- **TASK DIRECTIONS**
Whenever a line below holds the word "position", copy that line.

- **DATASET ROWS**
— BEGIN —

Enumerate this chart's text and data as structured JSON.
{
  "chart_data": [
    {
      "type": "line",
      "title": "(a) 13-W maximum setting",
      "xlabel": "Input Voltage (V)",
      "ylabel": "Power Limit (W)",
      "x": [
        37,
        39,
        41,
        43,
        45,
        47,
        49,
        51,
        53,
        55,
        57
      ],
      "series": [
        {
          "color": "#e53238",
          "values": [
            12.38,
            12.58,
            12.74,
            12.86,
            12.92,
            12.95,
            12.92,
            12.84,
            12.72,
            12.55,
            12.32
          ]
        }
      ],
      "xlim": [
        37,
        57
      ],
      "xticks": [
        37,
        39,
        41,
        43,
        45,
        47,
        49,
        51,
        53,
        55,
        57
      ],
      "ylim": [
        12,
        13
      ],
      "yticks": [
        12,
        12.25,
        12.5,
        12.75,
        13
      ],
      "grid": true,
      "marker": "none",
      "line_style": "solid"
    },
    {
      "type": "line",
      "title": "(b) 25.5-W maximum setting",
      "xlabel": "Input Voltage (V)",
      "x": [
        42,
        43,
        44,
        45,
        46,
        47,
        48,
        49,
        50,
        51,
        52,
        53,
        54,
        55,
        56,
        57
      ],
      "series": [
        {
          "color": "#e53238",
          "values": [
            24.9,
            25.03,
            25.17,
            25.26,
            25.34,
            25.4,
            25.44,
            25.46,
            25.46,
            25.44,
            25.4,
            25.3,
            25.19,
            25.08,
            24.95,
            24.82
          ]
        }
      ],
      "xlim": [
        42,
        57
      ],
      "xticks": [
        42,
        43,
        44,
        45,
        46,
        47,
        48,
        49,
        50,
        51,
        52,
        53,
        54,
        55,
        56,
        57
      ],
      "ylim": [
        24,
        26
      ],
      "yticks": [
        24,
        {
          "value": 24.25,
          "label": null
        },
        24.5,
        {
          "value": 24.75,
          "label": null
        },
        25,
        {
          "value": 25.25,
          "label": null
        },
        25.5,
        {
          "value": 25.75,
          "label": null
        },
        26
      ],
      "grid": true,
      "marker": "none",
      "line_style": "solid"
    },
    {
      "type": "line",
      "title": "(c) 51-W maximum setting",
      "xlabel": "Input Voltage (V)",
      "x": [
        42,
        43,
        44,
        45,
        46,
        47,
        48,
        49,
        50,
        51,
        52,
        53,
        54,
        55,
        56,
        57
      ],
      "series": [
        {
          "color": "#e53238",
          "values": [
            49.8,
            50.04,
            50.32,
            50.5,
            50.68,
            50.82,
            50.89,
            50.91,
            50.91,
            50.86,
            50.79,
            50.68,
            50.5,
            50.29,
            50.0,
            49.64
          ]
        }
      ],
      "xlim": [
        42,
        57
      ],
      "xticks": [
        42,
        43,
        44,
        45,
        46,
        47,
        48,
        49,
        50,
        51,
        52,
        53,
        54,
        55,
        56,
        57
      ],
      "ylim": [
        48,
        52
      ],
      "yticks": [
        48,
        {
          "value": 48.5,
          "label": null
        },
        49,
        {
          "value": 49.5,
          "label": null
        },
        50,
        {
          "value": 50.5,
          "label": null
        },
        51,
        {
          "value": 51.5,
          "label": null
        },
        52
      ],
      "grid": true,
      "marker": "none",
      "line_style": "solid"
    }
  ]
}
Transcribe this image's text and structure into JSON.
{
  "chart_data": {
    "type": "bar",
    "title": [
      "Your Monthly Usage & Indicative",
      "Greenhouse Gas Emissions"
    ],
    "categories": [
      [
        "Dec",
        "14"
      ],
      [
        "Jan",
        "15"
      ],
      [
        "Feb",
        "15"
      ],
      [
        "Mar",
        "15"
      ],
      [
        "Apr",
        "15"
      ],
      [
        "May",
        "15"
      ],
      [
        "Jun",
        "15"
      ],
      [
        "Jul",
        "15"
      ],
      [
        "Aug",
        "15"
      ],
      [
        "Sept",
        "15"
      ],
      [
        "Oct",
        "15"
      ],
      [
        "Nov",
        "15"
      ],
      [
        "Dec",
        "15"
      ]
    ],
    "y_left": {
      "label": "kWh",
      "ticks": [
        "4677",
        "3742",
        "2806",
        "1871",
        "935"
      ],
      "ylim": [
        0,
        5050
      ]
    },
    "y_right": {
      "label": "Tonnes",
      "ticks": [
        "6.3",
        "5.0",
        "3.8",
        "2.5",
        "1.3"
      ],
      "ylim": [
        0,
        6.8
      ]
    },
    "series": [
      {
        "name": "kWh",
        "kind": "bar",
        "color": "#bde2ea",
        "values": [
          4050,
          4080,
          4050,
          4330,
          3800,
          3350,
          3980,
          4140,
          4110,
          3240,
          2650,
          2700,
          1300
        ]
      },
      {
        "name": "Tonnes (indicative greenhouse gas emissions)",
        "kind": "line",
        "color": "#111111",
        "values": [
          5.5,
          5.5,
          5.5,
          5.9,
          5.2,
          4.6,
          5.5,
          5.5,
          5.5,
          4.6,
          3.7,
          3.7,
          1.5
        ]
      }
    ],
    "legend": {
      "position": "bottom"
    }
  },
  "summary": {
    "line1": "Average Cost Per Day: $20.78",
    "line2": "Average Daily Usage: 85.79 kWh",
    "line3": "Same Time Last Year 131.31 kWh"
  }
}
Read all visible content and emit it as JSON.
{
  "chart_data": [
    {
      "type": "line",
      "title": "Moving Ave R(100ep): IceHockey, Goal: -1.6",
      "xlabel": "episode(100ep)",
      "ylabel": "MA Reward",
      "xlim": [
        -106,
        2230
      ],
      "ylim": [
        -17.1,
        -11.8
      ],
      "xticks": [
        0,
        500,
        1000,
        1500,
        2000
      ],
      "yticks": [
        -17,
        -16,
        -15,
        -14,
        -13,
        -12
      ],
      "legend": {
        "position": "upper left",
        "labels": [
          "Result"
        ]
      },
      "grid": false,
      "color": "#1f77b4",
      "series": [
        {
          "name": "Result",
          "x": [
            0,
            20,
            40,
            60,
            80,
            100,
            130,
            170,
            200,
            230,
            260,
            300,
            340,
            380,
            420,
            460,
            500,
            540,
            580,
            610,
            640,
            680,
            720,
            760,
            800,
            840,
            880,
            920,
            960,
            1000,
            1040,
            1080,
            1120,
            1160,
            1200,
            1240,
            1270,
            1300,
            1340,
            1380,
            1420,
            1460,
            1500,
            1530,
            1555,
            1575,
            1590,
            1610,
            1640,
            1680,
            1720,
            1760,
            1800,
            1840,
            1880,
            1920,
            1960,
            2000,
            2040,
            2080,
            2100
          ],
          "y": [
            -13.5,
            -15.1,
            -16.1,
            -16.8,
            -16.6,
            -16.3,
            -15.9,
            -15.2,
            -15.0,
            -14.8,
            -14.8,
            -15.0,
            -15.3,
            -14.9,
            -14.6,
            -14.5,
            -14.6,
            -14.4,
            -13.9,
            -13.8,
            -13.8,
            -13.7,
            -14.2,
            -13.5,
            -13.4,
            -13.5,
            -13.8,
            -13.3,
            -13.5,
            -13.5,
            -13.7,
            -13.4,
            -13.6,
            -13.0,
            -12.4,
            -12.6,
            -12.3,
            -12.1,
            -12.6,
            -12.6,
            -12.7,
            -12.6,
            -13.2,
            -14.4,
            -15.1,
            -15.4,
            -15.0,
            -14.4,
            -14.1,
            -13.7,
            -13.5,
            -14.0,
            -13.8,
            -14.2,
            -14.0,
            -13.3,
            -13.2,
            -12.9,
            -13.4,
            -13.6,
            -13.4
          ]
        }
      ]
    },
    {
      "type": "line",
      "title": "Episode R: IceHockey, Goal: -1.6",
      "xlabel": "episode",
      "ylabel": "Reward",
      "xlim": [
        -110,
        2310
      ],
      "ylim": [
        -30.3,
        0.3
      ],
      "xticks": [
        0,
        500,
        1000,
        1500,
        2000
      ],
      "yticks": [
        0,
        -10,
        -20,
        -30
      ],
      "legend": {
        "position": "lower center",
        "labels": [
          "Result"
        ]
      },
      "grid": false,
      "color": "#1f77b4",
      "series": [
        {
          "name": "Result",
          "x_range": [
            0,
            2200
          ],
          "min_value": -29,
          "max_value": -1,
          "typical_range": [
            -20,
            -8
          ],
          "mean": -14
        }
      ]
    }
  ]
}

— END —

- **EXERCISE SOLUTION**
      "position": "bottom"
        "position": "upper left",
        "position": "lower center",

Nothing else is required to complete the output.